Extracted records
-=-=-=-=-

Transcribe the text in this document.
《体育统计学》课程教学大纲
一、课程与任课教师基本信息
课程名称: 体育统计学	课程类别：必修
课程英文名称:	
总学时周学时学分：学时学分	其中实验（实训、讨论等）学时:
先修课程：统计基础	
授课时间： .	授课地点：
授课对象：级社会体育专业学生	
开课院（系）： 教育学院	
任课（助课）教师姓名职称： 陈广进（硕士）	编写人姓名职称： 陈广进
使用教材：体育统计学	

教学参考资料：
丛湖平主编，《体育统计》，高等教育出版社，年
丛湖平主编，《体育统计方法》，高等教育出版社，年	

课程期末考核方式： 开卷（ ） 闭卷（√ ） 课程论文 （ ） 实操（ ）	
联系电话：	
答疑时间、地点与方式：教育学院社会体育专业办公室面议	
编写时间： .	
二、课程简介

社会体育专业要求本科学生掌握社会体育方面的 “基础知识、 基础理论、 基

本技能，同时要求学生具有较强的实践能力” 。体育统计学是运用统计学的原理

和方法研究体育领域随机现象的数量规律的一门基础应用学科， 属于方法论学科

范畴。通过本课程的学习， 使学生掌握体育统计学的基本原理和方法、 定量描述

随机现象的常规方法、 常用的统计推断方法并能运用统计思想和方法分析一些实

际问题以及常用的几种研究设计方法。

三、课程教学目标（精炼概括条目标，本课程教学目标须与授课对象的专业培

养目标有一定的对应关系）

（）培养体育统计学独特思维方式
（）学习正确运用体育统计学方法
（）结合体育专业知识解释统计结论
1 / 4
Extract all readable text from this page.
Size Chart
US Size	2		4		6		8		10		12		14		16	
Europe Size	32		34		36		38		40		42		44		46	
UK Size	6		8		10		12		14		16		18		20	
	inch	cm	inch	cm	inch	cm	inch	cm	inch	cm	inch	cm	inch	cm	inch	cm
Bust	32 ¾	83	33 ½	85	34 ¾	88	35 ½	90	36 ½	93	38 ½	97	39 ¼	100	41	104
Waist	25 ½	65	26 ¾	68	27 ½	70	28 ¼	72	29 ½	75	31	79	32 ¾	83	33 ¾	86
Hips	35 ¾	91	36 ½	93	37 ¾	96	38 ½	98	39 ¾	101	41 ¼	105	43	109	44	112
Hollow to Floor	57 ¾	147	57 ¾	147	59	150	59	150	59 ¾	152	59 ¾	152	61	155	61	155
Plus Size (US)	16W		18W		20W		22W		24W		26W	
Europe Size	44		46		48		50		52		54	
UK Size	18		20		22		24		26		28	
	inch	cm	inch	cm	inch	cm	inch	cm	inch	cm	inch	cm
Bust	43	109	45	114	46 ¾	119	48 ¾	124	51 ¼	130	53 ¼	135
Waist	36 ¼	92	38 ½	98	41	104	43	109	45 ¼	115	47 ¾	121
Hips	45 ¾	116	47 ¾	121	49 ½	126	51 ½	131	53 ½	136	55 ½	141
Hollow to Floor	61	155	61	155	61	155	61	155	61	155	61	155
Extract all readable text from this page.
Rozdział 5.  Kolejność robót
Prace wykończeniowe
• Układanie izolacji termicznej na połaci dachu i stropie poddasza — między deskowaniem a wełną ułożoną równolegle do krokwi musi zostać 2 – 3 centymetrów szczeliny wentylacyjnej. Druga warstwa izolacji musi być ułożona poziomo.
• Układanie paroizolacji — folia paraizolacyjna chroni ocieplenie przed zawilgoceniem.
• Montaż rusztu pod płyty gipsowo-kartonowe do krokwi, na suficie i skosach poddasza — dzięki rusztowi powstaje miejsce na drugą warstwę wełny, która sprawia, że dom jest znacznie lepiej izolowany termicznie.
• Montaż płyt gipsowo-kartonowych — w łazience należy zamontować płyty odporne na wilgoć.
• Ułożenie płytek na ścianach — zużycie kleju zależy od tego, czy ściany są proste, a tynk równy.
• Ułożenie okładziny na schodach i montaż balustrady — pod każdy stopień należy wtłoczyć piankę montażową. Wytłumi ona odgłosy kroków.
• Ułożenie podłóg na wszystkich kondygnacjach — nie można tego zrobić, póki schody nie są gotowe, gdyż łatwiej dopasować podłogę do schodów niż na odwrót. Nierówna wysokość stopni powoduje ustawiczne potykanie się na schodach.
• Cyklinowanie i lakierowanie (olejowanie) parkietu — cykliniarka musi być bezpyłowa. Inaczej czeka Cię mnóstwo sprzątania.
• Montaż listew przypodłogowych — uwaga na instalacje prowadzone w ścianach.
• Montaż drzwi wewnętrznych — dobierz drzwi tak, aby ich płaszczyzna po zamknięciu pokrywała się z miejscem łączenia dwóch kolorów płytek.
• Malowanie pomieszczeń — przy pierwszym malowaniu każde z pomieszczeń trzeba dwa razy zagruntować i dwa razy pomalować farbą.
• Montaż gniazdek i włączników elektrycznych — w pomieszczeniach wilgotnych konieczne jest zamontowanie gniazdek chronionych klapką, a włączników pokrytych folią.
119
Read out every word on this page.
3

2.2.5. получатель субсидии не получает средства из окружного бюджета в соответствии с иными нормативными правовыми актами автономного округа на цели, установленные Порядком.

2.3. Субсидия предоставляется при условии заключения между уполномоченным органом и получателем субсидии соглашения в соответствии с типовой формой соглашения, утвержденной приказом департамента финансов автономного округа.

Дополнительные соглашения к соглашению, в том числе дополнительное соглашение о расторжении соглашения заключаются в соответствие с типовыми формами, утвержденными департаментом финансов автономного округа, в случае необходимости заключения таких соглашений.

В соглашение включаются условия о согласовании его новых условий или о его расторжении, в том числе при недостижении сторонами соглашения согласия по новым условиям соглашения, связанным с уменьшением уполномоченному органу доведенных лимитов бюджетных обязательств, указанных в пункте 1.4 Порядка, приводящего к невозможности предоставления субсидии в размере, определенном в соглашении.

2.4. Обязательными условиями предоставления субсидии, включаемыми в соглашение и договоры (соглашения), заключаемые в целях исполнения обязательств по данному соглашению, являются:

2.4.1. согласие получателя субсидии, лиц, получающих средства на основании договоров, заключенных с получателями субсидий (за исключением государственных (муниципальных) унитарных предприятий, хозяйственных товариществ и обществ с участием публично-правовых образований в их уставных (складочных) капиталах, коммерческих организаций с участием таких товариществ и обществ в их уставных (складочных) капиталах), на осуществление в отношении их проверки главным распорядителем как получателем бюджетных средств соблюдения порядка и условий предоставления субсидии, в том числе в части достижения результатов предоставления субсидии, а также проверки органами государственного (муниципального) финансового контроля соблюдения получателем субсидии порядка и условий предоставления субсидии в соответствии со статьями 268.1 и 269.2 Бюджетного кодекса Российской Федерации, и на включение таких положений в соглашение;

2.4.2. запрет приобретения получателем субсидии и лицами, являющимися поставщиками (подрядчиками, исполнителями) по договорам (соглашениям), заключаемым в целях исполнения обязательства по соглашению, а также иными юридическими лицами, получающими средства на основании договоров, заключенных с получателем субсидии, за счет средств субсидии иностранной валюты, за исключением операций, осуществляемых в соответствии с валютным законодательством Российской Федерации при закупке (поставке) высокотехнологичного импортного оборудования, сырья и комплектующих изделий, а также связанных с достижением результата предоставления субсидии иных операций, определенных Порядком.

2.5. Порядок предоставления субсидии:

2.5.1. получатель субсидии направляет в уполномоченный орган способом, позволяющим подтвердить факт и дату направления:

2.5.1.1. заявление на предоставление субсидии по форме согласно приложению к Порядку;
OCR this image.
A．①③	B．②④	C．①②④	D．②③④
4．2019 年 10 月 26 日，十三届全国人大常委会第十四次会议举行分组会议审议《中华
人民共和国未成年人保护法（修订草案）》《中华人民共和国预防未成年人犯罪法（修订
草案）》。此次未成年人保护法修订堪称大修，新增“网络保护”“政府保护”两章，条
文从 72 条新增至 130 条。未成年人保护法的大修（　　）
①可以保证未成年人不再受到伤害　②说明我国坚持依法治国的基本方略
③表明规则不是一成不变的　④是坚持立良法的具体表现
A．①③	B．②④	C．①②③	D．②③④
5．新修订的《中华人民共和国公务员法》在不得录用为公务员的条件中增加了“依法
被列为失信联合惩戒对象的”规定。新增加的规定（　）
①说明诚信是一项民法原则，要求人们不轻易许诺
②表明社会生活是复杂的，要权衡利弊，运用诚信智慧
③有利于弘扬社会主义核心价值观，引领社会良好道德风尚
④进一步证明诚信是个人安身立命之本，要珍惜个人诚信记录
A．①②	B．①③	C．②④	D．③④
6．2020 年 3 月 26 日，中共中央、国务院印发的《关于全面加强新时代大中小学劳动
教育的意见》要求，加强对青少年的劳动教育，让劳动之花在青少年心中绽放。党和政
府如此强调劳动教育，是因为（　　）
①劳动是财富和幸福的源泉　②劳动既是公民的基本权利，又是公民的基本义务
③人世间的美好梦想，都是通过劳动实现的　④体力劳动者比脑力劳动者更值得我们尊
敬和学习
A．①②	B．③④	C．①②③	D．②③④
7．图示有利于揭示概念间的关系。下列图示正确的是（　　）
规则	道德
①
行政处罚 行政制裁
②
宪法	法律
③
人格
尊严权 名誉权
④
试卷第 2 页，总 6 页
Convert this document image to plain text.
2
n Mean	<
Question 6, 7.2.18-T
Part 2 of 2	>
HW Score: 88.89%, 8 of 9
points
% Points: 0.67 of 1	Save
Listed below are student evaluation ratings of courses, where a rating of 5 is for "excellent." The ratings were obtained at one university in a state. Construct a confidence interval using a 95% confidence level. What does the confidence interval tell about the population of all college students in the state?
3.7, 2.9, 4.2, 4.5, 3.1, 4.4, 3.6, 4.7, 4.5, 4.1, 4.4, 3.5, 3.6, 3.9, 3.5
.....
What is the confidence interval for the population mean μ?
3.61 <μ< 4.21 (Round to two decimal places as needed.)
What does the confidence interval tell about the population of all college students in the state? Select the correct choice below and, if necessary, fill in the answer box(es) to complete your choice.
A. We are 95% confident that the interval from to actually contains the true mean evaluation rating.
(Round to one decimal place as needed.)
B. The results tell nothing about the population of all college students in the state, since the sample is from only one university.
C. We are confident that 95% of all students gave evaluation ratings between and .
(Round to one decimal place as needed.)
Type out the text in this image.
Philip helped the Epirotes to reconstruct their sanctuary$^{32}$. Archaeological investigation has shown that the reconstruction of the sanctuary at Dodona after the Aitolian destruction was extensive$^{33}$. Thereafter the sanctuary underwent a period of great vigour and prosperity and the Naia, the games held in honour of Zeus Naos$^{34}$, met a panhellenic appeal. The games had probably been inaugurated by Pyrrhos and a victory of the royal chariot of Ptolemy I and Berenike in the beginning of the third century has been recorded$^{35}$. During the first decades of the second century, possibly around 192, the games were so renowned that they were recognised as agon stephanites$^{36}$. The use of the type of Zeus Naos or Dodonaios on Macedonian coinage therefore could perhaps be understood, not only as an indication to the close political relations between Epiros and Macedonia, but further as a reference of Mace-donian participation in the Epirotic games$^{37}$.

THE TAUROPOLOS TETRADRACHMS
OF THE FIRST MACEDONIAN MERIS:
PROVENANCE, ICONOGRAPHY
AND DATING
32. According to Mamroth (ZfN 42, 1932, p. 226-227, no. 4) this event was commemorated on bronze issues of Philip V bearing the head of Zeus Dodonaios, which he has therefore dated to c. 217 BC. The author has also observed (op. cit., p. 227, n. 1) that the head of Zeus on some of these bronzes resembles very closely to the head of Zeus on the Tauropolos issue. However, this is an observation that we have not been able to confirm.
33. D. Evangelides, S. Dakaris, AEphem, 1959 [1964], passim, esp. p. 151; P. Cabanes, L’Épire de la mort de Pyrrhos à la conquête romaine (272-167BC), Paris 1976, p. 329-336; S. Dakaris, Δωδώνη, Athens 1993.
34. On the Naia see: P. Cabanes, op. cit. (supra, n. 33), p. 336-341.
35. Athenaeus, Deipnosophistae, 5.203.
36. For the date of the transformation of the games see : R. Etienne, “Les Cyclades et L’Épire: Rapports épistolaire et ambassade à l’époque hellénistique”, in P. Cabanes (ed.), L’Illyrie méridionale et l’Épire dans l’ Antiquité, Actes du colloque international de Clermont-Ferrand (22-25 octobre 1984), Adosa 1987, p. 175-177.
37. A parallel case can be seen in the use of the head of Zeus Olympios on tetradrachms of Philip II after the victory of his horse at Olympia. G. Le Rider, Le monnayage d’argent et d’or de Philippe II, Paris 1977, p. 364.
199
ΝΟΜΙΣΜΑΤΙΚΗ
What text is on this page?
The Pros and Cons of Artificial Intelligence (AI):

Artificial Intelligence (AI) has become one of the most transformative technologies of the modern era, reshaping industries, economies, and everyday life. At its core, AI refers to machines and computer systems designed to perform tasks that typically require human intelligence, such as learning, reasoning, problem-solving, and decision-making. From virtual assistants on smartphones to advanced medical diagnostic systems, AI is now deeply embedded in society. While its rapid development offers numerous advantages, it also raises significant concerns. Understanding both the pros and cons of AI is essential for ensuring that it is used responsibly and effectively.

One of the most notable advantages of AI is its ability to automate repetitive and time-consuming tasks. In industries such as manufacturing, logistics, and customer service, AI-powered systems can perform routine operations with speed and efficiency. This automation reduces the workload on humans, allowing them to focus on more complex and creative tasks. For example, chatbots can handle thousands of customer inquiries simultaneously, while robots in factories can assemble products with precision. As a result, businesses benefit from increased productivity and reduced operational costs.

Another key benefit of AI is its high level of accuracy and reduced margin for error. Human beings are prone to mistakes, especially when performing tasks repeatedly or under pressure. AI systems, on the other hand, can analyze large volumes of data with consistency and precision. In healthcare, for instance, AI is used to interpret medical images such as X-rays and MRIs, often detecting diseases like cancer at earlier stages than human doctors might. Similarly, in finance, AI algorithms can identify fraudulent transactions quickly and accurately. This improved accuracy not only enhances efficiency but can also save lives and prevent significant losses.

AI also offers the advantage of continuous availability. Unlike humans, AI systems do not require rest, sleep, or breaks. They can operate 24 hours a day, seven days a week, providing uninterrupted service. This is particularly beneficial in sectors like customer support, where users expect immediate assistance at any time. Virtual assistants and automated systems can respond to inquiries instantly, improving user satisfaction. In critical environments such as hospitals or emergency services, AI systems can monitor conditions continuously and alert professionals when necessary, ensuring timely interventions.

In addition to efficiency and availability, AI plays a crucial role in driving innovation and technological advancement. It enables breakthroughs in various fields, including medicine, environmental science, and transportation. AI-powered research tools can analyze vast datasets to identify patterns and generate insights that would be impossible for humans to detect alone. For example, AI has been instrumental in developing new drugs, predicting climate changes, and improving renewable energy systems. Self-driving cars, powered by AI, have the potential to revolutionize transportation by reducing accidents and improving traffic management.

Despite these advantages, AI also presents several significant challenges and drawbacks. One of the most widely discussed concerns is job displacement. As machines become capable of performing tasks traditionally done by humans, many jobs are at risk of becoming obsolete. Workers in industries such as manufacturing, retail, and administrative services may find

-=-=-=-=-

:: TASK TO COMPLETE ::
Compute how many lines include the string "benefit", then give that number by itself.

:: WRITTEN SOLUTION ::
2